(Dataset excerpt)
————————

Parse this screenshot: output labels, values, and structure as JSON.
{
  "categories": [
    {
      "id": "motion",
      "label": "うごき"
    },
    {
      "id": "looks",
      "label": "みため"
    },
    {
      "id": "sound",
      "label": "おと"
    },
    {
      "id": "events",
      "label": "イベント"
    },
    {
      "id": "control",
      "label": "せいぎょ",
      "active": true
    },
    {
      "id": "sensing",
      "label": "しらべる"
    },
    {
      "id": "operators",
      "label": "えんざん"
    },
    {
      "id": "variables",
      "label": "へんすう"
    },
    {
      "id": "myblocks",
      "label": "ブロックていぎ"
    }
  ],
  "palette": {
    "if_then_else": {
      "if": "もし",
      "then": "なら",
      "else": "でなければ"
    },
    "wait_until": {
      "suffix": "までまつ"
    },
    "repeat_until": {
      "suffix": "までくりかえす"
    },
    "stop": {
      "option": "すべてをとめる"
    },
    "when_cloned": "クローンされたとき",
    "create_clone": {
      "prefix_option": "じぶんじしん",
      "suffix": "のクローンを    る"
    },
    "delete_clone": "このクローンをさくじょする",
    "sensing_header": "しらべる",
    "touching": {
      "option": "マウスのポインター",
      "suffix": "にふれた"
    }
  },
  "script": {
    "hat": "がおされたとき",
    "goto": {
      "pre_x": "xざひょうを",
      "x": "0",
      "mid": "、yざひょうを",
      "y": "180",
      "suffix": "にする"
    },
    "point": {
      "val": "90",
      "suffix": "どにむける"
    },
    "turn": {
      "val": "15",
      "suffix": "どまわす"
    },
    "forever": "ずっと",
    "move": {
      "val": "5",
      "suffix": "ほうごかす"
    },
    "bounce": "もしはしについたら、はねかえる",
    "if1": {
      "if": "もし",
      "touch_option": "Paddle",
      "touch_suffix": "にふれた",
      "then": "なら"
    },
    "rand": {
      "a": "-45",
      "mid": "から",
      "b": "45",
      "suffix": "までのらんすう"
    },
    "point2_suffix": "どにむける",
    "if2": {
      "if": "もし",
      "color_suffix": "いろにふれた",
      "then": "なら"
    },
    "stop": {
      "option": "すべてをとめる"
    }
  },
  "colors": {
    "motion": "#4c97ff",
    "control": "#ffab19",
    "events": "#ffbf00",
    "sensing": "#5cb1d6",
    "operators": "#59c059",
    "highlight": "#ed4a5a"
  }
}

————————

The records above should be duplicated in full, exactly as given.

CORRECT OUTPUT »
Parse this screenshot: output labels, values, and structure as JSON.
{
  "categories": [
    {
      "id": "motion",
      "label": "うごき"
    },
    {
      "id": "looks",
      "label": "みため"
    },
    {
      "id": "sound",
      "label": "おと"
    },
    {
      "id": "events",
      "label": "イベント"
    },
    {
      "id": "control",
      "label": "せいぎょ",
      "active": true
    },
    {
      "id": "sensing",
      "label": "しらべる"
    },
    {
      "id": "operators",
      "label": "えんざん"
    },
    {
      "id": "variables",
      "label": "へんすう"
    },
    {
      "id": "myblocks",
      "label": "ブロックていぎ"
    }
  ],
  "palette": {
    "if_then_else": {
      "if": "もし",
      "then": "なら",
      "else": "でなければ"
    },
    "wait_until": {
      "suffix": "までまつ"
    },
    "repeat_until": {
      "suffix": "までくりかえす"
    },
    "stop": {
      "option": "すべてをとめる"
    },
    "when_cloned": "クローンされたとき",
    "create_clone": {
      "prefix_option": "じぶんじしん",
      "suffix": "のクローンを    る"
    },
    "delete_clone": "このクローンをさくじょする",
    "sensing_header": "しらべる",
    "touching": {
      "option": "マウスのポインター",
      "suffix": "にふれた"
    }
  },
  "script": {
    "hat": "がおされたとき",
    "goto": {
      "pre_x": "xざひょうを",
      "x": "0",
      "mid": "、yざひょうを",
      "y": "180",
      "suffix": "にする"
    },
    "point": {
      "val": "90",
      "suffix": "どにむける"
    },
    "turn": {
      "val": "15",
      "suffix": "どまわす"
    },
    "forever": "ずっと",
    "move": {
      "val": "5",
      "suffix": "ほうごかす"
    },
    "bounce": "もしはしについたら、はねかえる",
    "if1": {
      "if": "もし",
      "touch_option": "Paddle",
      "touch_suffix": "にふれた",
      "then": "なら"
    },
    "rand": {
      "a": "-45",
      "mid": "から",
      "b": "45",
      "suffix": "までのらんすう"
    },
    "point2_suffix": "どにむける",
    "if2": {
      "if": "もし",
      "color_suffix": "いろにふれた",
      "then": "なら"
    },
    "stop": {
      "option": "すべてをとめる"
    }
  },
  "colors": {
    "motion": "#4c97ff",
    "control": "#ffab19",
    "events": "#ffbf00",
    "sensing": "#5cb1d6",
    "operators": "#59c059",
    "highlight": "#ed4a5a"
  }
}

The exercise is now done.